=== EXERCISE MATERIAL ===

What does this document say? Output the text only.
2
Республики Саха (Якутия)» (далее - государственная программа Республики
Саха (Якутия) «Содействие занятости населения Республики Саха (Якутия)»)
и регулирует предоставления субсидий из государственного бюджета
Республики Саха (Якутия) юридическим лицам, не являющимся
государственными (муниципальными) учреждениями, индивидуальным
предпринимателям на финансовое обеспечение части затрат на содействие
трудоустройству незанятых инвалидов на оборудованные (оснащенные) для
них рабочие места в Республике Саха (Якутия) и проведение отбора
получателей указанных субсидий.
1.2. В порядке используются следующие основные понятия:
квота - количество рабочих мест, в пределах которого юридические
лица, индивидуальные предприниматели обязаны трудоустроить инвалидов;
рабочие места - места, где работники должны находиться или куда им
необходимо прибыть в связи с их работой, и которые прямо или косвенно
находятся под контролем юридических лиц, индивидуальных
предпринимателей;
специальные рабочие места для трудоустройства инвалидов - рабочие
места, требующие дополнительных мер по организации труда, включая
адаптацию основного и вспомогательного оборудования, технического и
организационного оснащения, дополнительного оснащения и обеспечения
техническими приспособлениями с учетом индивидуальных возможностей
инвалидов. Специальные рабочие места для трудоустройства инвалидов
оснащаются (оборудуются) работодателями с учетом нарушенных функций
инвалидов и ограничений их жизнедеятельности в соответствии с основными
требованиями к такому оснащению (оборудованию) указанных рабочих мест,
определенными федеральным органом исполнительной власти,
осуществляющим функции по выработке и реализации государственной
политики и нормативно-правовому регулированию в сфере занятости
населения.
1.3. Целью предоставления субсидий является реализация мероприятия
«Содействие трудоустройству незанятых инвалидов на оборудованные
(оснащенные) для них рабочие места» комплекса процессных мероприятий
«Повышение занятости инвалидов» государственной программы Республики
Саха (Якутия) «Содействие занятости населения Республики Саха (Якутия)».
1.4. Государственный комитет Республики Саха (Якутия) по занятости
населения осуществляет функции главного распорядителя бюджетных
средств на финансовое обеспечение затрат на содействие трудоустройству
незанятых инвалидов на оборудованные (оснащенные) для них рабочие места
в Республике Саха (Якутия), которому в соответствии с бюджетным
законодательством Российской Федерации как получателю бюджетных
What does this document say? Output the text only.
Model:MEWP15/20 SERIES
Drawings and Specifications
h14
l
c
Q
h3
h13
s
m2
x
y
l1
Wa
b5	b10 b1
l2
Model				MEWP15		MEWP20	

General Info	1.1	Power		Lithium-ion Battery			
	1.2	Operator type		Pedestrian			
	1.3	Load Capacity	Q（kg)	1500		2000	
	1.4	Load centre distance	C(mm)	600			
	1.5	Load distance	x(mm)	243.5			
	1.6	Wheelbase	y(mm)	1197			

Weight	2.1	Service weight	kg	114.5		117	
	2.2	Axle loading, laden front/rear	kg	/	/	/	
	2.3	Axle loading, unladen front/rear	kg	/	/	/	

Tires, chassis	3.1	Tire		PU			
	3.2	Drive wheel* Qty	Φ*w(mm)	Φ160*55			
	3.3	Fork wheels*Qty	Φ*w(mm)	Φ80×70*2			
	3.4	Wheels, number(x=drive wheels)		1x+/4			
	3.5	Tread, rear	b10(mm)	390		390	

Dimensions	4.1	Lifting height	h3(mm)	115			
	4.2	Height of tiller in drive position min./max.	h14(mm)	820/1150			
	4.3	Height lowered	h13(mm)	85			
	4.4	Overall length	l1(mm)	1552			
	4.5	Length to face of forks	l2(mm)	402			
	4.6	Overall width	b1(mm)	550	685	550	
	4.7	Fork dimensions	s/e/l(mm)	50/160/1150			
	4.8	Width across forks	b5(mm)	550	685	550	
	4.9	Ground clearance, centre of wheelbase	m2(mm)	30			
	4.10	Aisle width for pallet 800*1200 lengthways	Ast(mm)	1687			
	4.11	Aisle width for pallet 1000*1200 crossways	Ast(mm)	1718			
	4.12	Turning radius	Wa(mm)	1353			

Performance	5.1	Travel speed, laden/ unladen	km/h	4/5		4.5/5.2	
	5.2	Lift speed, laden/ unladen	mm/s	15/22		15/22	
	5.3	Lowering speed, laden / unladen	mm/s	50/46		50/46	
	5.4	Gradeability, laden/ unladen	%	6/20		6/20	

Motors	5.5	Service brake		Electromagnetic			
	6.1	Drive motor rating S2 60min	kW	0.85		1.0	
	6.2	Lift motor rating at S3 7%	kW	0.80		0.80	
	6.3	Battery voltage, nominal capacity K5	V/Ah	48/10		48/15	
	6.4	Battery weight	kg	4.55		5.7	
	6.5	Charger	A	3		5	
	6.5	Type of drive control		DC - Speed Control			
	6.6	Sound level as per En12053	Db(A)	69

===

#### [WHAT YOU NEED TO DO]
Output the records verbatim, from the first line to the last.

#### [COMPLETED EXERCISE]
What does this document say? Output the text only.
2
Республики Саха (Якутия)» (далее - государственная программа Республики
Саха (Якутия) «Содействие занятости населения Республики Саха (Якутия)»)
и регулирует предоставления субсидий из государственного бюджета
Республики Саха (Якутия) юридическим лицам, не являющимся
государственными (муниципальными) учреждениями, индивидуальным
предпринимателям на финансовое обеспечение части затрат на содействие
трудоустройству незанятых инвалидов на оборудованные (оснащенные) для
них рабочие места в Республике Саха (Якутия) и проведение отбора
получателей указанных субсидий.
1.2. В порядке используются следующие основные понятия:
квота - количество рабочих мест, в пределах которого юридические
лица, индивидуальные предприниматели обязаны трудоустроить инвалидов;
рабочие места - места, где работники должны находиться или куда им
необходимо прибыть в связи с их работой, и которые прямо или косвенно
находятся под контролем юридических лиц, индивидуальных
предпринимателей;
специальные рабочие места для трудоустройства инвалидов - рабочие
места, требующие дополнительных мер по организации труда, включая
адаптацию основного и вспомогательного оборудования, технического и
организационного оснащения, дополнительного оснащения и обеспечения
техническими приспособлениями с учетом индивидуальных возможностей
инвалидов. Специальные рабочие места для трудоустройства инвалидов
оснащаются (оборудуются) работодателями с учетом нарушенных функций
инвалидов и ограничений их жизнедеятельности в соответствии с основными
требованиями к такому оснащению (оборудованию) указанных рабочих мест,
определенными федеральным органом исполнительной власти,
осуществляющим функции по выработке и реализации государственной
политики и нормативно-правовому регулированию в сфере занятости
населения.
1.3. Целью предоставления субсидий является реализация мероприятия
«Содействие трудоустройству незанятых инвалидов на оборудованные
(оснащенные) для них рабочие места» комплекса процессных мероприятий
«Повышение занятости инвалидов» государственной программы Республики
Саха (Якутия) «Содействие занятости населения Республики Саха (Якутия)».
1.4. Государственный комитет Республики Саха (Якутия) по занятости
населения осуществляет функции главного распорядителя бюджетных
средств на финансовое обеспечение затрат на содействие трудоустройству
незанятых инвалидов на оборудованные (оснащенные) для них рабочие места
в Республике Саха (Якутия), которому в соответствии с бюджетным
законодательством Российской Федерации как получателю бюджетных
What does this document say? Output the text only.
Model:MEWP15/20 SERIES
Drawings and Specifications
h14
l
c
Q
h3
h13
s
m2
x
y
l1
Wa
b5	b10 b1
l2
Model				MEWP15		MEWP20	

General Info	1.1	Power		Lithium-ion Battery			
	1.2	Operator type		Pedestrian			
	1.3	Load Capacity	Q（kg)	1500		2000	
	1.4	Load centre distance	C(mm)	600			
	1.5	Load distance	x(mm)	243.5			
	1.6	Wheelbase	y(mm)	1197			

Weight	2.1	Service weight	kg	114.5		117	
	2.2	Axle loading, laden front/rear	kg	/	/	/	
	2.3	Axle loading, unladen front/rear	kg	/	/	/	

Tires, chassis	3.1	Tire		PU			
	3.2	Drive wheel* Qty	Φ*w(mm)	Φ160*55			
	3.3	Fork wheels*Qty	Φ*w(mm)	Φ80×70*2			
	3.4	Wheels, number(x=drive wheels)		1x+/4			
	3.5	Tread, rear	b10(mm)	390		390	

Dimensions	4.1	Lifting height	h3(mm)	115			
	4.2	Height of tiller in drive position min./max.	h14(mm)	820/1150			
	4.3	Height lowered	h13(mm)	85			
	4.4	Overall length	l1(mm)	1552			
	4.5	Length to face of forks	l2(mm)	402			
	4.6	Overall width	b1(mm)	550	685	550	
	4.7	Fork dimensions	s/e/l(mm)	50/160/1150			
	4.8	Width across forks	b5(mm)	550	685	550	
	4.9	Ground clearance, centre of wheelbase	m2(mm)	30			
	4.10	Aisle width for pallet 800*1200 lengthways	Ast(mm)	1687			
	4.11	Aisle width for pallet 1000*1200 crossways	Ast(mm)	1718			
	4.12	Turning radius	Wa(mm)	1353			

Performance	5.1	Travel speed, laden/ unladen	km/h	4/5		4.5/5.2	
	5.2	Lift speed, laden/ unladen	mm/s	15/22		15/22	
	5.3	Lowering speed, laden / unladen	mm/s	50/46		50/46	
	5.4	Gradeability, laden/ unladen	%	6/20		6/20	

Motors	5.5	Service brake		Electromagnetic			
	6.1	Drive motor rating S2 60min	kW	0.85		1.0	
	6.2	Lift motor rating at S3 7%	kW	0.80		0.80	
	6.3	Battery voltage, nominal capacity K5	V/Ah	48/10		48/15	
	6.4	Battery weight	kg	4.55		5.7	
	6.5	Charger	A	3		5	
	6.5	Type of drive control		DC - Speed Control			
	6.6	Sound level as per En12053	Db(A)	69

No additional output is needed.